--- Begin INFORMATION GIVEN ---

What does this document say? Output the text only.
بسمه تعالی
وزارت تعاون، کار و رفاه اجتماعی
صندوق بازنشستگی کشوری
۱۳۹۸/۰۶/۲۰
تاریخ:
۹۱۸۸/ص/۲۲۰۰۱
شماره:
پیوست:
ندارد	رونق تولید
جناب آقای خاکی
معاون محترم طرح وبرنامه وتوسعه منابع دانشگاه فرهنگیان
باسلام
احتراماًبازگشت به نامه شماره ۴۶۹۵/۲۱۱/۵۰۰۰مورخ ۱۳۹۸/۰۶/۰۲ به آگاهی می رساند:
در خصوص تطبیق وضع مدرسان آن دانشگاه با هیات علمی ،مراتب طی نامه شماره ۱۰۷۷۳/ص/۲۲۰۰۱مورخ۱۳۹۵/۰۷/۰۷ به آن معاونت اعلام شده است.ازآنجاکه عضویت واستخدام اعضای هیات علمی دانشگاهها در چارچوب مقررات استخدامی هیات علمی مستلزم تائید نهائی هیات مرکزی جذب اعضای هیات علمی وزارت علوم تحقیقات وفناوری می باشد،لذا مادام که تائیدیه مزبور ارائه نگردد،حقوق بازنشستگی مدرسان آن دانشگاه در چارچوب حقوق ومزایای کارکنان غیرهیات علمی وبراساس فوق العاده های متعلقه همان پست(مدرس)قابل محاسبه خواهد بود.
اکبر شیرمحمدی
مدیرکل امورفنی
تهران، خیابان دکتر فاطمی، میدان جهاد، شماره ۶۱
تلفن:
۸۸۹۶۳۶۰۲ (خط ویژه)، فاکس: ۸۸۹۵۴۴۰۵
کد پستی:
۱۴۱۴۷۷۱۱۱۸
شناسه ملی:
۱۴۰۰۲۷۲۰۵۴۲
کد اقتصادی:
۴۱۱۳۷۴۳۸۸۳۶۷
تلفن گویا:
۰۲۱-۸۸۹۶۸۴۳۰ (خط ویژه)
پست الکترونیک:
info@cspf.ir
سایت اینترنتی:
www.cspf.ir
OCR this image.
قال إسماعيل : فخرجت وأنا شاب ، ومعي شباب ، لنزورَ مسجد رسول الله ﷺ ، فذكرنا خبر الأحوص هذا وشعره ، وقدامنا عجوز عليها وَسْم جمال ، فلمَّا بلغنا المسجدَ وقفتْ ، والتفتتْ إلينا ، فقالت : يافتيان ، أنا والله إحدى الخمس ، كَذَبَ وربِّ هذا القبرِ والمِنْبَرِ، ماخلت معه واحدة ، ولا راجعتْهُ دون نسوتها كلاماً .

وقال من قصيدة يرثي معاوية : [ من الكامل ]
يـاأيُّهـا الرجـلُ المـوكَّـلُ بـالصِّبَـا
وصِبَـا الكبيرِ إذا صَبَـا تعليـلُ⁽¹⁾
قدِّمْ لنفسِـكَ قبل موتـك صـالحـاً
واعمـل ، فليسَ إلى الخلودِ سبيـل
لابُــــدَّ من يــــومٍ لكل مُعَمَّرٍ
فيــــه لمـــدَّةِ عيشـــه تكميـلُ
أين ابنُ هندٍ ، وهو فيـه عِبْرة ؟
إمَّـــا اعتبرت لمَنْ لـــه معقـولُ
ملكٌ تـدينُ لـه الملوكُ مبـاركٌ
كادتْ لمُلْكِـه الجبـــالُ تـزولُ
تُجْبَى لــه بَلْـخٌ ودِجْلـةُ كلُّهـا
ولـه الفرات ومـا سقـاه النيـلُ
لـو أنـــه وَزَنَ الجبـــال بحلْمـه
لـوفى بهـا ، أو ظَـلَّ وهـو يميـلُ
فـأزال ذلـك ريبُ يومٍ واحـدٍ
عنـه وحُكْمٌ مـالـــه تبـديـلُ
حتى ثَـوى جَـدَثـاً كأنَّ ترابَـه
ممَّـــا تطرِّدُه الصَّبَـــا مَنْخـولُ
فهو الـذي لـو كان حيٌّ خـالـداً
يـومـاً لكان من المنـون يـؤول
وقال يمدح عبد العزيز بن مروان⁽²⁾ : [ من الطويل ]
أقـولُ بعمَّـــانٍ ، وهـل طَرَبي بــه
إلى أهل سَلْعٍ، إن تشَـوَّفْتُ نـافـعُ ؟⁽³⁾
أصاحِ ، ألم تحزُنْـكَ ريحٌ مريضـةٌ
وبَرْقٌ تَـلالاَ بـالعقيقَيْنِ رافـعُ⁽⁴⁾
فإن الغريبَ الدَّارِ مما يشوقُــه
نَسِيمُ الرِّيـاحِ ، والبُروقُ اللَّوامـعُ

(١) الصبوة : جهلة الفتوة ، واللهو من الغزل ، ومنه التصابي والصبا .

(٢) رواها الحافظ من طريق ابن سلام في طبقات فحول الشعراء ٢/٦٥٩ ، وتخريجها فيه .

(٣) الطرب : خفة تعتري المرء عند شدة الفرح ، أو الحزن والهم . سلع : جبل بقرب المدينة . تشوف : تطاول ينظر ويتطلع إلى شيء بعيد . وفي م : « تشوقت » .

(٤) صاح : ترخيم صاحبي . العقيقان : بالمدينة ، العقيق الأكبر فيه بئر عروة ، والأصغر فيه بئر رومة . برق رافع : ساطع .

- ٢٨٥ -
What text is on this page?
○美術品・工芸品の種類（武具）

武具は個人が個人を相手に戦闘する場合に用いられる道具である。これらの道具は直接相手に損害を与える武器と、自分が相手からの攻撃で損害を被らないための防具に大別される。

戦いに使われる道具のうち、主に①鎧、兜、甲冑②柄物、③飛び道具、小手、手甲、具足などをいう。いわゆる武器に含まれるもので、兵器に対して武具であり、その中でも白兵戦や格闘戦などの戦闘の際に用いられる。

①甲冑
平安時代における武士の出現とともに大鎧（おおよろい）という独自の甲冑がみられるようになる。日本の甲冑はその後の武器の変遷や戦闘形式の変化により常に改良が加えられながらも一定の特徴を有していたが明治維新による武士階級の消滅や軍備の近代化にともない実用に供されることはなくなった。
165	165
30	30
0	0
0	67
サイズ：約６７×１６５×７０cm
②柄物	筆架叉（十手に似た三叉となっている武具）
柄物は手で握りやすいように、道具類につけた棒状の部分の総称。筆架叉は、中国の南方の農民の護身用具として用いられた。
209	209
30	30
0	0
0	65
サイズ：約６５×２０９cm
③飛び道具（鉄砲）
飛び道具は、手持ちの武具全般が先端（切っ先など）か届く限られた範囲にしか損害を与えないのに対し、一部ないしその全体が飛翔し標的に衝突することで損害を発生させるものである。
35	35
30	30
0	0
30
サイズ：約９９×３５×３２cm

--- End INFORMATION GIVEN ---

Each line above that includes "شماره" should be shown.

RESULT OF THE TASK:
شماره:
احتراماًبازگشت به نامه شماره ۴۶۹۵/۲۱۱/۵۰۰۰مورخ ۱۳۹۸/۰۶/۰۲ به آگاهی می رساند:
در خصوص تطبیق وضع مدرسان آن دانشگاه با هیات علمی ،مراتب طی نامه شماره ۱۰۷۷۳/ص/۲۲۰۰۱مورخ۱۳۹۵/۰۷/۰۷ به آن معاونت اعلام شده است.ازآنجاکه عضویت واستخدام اعضای هیات علمی دانشگاهها در چارچوب مقررات استخدامی هیات علمی مستلزم تائید نهائی هیات مرکزی جذب اعضای هیات علمی وزارت علوم تحقیقات وفناوری می باشد،لذا مادام که تائیدیه مزبور ارائه نگردد،حقوق بازنشستگی مدرسان آن دانشگاه در چارچوب حقوق ومزایای کارکنان غیرهیات علمی وبراساس فوق العاده های متعلقه همان پست(مدرس)قابل محاسبه خواهد بود.
تهران، خیابان دکتر فاطمی، میدان جهاد، شماره ۶۱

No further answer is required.